▶ **GIVEN TASK**:
List each line in which the string "JSON" appears.
##### INPUT MATERIAL #####
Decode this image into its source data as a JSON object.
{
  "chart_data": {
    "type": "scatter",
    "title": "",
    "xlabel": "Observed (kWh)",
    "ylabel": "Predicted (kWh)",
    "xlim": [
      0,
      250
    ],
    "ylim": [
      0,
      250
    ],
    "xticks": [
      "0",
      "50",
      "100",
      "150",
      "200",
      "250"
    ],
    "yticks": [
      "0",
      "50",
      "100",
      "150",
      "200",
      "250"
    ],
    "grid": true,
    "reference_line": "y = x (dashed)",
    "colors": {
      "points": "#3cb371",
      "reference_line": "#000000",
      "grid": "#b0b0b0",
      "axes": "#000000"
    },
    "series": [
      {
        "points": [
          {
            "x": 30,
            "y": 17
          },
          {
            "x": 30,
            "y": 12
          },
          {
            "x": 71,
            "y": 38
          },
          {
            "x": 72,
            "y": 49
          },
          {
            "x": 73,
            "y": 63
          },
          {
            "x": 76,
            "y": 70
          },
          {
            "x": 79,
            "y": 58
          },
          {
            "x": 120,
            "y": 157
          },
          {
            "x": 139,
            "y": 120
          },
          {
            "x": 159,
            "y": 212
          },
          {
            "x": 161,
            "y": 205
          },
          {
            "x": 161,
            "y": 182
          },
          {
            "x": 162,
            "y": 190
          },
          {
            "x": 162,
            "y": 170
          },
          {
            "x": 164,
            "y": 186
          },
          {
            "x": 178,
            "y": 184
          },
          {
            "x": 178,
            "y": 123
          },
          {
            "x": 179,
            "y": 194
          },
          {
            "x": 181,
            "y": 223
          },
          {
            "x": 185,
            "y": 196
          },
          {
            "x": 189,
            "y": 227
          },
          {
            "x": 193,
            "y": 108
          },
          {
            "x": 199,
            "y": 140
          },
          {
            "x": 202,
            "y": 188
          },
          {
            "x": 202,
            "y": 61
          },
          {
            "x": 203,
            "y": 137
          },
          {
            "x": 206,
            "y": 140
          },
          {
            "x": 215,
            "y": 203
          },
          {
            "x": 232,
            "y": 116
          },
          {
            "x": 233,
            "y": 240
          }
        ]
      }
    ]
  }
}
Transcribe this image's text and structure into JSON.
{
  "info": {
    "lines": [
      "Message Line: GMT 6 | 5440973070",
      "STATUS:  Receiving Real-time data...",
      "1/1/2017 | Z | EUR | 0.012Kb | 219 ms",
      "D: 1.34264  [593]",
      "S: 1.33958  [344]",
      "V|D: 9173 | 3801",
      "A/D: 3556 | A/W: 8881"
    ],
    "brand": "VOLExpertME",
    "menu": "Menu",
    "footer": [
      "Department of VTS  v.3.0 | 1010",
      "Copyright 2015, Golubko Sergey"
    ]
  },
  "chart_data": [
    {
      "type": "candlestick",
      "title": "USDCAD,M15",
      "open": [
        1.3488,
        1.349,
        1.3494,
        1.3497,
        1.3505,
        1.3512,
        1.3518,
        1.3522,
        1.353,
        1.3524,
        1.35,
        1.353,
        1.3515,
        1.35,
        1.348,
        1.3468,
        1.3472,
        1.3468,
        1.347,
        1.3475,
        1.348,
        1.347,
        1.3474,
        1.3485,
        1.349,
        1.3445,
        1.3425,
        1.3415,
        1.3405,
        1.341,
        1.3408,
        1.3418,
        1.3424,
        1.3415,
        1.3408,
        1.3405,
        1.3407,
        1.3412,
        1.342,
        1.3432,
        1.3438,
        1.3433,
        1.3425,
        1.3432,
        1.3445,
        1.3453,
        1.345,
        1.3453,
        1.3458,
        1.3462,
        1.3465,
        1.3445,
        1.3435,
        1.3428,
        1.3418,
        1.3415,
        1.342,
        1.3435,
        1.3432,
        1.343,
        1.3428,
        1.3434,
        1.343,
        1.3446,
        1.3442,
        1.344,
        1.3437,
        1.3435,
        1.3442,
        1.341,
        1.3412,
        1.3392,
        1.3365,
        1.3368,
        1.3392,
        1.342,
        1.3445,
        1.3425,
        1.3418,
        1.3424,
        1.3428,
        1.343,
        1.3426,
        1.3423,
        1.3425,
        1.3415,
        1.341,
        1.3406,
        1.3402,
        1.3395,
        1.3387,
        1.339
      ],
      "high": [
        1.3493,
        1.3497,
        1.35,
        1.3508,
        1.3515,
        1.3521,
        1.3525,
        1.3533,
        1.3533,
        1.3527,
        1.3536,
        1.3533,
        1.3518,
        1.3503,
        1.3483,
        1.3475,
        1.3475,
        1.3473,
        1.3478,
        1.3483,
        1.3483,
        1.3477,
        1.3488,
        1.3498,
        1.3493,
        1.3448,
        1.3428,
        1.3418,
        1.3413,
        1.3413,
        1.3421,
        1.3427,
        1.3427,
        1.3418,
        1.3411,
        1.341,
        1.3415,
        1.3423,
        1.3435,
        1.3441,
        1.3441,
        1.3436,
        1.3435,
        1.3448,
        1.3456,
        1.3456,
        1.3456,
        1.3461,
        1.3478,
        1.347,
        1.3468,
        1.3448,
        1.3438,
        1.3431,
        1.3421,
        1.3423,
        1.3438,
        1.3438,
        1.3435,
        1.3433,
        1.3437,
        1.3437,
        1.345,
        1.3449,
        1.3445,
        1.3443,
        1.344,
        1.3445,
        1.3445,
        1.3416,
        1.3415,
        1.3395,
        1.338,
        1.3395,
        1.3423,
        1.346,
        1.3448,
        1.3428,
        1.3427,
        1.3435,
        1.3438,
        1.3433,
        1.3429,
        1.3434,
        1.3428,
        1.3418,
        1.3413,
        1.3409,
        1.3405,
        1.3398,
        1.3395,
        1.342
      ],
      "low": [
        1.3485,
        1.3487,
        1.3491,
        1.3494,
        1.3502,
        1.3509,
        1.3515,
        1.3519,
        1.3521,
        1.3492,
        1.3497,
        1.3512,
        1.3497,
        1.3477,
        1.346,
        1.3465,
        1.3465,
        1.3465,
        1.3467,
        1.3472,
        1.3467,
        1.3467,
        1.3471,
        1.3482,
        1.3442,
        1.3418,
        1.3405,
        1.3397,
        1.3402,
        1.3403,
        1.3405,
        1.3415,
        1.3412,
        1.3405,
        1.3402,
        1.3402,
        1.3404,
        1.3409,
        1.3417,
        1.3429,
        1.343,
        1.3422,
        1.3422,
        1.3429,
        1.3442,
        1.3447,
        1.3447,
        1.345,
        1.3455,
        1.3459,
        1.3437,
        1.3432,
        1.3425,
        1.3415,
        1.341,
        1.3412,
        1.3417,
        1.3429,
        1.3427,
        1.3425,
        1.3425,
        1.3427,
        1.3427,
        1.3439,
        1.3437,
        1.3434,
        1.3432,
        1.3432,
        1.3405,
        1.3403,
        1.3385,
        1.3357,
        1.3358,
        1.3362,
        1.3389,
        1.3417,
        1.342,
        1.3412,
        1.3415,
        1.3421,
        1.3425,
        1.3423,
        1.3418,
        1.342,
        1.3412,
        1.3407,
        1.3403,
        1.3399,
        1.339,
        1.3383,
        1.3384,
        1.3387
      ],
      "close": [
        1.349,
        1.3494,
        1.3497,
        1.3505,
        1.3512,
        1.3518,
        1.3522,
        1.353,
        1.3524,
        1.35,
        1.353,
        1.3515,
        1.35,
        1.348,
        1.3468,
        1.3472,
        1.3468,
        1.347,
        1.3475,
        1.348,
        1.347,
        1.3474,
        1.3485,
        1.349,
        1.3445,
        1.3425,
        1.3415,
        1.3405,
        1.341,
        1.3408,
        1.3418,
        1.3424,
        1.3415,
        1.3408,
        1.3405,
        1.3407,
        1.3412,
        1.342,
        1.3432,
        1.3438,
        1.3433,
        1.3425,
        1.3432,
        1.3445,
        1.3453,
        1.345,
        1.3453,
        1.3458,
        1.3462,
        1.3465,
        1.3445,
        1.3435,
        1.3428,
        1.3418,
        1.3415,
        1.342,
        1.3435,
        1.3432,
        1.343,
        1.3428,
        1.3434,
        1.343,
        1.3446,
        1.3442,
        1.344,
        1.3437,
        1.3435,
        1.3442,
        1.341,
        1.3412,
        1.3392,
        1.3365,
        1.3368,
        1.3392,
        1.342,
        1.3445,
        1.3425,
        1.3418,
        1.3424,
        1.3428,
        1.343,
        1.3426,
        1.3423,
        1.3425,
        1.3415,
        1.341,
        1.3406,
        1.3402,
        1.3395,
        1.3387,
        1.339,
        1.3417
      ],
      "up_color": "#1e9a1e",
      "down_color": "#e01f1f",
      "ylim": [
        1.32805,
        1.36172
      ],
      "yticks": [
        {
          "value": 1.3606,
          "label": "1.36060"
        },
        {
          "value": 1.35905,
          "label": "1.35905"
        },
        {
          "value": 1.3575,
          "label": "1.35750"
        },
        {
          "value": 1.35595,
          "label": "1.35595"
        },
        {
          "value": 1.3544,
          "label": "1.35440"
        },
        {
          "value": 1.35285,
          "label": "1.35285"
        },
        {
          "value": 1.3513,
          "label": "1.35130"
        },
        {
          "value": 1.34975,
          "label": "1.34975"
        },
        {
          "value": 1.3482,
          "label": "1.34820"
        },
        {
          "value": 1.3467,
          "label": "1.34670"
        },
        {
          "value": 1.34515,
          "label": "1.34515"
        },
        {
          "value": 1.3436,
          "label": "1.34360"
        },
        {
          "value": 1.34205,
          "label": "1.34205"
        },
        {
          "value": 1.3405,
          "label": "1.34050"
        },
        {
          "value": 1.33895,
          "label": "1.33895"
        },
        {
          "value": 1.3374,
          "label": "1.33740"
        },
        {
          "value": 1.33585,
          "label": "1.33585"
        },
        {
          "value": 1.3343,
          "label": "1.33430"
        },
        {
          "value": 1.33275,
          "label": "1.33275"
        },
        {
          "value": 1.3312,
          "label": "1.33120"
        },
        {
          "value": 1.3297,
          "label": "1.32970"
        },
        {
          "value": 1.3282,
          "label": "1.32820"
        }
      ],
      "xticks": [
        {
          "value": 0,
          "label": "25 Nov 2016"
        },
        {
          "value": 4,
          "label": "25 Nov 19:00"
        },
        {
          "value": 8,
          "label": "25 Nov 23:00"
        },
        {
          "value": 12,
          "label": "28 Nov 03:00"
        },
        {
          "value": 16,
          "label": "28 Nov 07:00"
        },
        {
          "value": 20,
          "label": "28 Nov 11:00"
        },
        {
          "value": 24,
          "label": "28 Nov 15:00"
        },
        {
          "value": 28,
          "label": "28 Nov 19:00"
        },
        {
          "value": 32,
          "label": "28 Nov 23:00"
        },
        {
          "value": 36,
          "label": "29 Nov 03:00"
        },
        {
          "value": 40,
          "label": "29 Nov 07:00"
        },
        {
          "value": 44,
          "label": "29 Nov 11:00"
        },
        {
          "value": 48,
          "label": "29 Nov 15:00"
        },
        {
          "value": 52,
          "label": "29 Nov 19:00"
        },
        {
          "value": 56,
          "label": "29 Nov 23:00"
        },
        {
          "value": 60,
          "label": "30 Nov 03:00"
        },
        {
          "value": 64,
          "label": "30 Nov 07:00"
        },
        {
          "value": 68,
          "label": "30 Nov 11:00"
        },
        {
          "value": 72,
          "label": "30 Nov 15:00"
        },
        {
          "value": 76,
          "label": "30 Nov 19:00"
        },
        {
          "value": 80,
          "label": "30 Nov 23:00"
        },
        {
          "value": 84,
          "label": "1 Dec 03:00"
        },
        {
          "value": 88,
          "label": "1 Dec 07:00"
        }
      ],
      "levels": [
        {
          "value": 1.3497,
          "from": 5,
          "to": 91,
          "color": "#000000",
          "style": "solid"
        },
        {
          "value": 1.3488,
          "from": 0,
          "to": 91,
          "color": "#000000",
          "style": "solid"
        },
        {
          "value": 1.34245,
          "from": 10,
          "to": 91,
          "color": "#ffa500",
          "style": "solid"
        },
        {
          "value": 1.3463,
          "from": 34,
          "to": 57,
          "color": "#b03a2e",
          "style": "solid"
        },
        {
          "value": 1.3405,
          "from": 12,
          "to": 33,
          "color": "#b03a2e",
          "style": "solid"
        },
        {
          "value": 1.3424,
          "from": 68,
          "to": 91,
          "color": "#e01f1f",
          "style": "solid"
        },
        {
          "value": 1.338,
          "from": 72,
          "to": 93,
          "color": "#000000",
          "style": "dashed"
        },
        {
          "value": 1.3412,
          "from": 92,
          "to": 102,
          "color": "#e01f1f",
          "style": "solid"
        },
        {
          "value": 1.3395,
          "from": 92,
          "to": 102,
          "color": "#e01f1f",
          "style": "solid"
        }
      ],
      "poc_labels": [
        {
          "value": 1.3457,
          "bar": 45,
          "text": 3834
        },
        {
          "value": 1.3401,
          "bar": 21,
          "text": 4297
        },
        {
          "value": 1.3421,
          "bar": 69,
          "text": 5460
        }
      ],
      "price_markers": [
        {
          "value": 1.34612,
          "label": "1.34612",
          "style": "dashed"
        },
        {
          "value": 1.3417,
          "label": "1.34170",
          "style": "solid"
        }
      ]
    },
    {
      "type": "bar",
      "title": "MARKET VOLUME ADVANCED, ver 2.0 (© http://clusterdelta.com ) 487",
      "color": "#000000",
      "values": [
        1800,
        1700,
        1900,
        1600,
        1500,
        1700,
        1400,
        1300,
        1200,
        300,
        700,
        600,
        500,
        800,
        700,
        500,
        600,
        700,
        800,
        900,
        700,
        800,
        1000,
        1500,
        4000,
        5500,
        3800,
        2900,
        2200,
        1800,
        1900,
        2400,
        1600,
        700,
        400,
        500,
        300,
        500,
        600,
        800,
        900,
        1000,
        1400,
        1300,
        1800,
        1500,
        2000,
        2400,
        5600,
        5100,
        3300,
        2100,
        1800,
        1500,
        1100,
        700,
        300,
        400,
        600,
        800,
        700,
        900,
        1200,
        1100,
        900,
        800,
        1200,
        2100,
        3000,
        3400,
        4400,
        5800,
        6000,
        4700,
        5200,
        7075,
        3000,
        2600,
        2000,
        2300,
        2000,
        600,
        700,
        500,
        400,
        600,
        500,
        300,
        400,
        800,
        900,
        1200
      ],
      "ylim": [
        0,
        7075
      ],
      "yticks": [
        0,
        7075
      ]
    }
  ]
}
#####
▶ **FINISHED TASK**:
Decode this image into its source data as a JSON object.
Transcribe this image's text and structure into JSON.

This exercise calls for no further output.